Materials provided:

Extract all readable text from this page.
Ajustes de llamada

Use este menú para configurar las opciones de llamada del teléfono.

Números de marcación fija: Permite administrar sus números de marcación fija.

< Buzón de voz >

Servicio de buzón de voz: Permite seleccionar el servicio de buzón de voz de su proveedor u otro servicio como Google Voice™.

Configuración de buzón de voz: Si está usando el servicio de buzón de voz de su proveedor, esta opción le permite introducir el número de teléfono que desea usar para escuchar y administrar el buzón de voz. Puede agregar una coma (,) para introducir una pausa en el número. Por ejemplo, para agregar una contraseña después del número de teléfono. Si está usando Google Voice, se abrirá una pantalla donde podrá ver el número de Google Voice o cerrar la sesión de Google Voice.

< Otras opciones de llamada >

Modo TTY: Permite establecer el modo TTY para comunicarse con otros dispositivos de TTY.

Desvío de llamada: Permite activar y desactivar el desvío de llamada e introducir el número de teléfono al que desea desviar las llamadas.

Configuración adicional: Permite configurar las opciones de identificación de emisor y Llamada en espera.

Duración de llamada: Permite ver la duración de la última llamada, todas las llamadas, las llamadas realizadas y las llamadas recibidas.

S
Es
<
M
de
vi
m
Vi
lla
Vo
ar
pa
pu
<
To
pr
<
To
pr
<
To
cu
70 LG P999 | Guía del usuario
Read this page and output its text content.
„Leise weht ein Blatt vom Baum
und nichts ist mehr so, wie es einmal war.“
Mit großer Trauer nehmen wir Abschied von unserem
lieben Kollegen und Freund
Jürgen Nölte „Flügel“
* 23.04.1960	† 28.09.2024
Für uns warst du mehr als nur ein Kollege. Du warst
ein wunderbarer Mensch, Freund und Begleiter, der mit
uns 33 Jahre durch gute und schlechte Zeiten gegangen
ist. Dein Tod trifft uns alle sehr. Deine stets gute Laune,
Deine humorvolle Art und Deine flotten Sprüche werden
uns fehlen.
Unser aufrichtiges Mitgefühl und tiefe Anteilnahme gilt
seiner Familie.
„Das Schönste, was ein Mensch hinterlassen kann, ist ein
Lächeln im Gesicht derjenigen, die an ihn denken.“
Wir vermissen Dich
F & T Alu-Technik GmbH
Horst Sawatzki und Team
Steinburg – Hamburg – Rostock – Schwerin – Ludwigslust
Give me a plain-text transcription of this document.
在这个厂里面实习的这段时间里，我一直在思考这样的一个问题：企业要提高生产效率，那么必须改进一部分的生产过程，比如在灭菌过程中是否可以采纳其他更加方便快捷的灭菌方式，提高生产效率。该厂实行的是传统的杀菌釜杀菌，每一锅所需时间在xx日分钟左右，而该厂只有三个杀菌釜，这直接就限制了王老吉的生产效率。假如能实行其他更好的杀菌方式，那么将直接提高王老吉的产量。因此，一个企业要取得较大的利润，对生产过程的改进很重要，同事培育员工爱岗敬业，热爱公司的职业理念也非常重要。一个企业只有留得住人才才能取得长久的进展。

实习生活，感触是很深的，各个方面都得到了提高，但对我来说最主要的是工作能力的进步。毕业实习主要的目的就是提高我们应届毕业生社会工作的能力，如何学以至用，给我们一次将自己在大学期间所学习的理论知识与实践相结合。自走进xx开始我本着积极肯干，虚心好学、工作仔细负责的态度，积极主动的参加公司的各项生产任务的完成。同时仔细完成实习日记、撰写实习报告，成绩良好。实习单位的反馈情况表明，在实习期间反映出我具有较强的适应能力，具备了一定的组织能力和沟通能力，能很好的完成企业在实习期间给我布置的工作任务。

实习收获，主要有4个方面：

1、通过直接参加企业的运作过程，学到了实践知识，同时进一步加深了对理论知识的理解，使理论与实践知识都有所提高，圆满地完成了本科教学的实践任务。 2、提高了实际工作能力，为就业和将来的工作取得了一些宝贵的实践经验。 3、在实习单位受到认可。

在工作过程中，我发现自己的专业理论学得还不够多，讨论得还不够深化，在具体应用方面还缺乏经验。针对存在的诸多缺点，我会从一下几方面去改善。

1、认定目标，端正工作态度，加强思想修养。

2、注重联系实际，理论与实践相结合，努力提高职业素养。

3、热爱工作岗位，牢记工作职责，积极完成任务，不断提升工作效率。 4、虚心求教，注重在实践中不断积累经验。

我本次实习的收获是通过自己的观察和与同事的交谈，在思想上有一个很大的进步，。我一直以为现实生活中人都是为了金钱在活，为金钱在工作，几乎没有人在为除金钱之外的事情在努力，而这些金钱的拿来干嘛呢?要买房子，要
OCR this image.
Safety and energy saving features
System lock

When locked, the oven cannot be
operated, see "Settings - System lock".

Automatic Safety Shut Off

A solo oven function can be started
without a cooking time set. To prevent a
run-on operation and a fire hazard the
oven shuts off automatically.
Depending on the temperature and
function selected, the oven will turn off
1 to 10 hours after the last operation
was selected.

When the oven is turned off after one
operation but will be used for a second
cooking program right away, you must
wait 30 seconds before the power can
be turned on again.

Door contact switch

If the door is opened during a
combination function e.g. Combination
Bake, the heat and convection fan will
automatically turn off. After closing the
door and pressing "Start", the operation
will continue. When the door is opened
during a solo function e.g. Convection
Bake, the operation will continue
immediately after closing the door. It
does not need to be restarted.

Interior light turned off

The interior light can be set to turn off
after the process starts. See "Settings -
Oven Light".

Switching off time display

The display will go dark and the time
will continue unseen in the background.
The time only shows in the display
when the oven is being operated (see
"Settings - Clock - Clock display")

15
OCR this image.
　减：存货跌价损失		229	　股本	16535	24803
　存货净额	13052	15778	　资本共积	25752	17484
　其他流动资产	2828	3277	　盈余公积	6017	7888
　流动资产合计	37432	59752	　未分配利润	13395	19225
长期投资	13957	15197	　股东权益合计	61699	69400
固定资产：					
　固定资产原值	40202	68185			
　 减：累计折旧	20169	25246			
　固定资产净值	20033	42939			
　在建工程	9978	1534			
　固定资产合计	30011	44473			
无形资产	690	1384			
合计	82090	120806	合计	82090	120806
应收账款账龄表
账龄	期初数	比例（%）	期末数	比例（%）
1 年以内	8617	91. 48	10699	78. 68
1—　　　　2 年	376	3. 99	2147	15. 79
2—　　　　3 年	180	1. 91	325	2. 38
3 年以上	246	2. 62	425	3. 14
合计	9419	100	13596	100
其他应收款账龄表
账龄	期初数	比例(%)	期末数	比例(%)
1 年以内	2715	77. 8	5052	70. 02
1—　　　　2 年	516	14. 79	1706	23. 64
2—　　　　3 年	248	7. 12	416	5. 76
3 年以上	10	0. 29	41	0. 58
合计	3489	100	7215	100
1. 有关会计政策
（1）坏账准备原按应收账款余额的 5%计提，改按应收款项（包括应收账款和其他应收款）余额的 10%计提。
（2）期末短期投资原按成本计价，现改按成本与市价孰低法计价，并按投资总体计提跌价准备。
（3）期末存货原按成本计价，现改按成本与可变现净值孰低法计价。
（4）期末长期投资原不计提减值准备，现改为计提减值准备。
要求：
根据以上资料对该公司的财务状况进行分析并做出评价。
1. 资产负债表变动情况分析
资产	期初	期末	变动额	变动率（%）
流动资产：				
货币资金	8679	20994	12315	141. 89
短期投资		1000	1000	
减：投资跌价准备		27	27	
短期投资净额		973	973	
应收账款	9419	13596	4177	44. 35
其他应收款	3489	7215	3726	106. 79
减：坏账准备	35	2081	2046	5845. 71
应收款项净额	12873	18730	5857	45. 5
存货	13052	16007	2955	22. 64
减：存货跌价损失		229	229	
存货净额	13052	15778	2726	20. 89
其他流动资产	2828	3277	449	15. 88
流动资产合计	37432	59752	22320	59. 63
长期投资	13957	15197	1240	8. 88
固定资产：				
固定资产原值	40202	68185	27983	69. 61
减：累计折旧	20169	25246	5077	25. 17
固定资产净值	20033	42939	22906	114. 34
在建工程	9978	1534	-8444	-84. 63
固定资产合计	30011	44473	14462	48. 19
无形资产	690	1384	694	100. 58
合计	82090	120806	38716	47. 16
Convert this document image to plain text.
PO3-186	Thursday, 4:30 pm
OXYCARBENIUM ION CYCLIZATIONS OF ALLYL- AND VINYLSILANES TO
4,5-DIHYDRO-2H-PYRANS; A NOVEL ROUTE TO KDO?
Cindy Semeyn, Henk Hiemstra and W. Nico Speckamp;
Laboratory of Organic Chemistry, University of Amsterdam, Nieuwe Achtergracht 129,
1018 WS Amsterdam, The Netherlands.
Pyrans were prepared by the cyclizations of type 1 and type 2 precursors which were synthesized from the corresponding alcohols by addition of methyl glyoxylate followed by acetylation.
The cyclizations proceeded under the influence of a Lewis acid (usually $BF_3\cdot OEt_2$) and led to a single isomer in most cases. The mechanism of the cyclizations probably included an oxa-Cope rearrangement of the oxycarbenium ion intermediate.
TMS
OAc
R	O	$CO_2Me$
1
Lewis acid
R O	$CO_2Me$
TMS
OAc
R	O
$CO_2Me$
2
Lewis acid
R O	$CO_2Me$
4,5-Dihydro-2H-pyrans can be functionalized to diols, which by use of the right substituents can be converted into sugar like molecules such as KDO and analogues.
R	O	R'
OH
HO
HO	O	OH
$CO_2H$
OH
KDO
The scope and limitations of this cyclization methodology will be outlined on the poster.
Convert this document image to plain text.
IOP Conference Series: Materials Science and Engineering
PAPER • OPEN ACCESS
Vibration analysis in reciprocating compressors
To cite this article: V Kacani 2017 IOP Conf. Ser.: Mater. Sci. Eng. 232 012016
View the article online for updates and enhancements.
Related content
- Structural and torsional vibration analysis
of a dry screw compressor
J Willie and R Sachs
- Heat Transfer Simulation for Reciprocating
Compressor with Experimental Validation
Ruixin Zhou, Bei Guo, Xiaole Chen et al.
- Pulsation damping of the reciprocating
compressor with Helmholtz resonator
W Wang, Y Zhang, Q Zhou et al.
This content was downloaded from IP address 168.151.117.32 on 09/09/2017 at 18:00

What this task involves: Filter the records down to the lines that contain the string "from", and copy those lines.

Answer to this task:
Extract all readable text from this page.
Pyrans were prepared by the cyclizations of type 1 and type 2 precursors which were synthesized from the corresponding alcohols by addition of methyl glyoxylate followed by acetylation.
This content was downloaded from IP address 168.151.117.32 on 09/09/2017 at 18:00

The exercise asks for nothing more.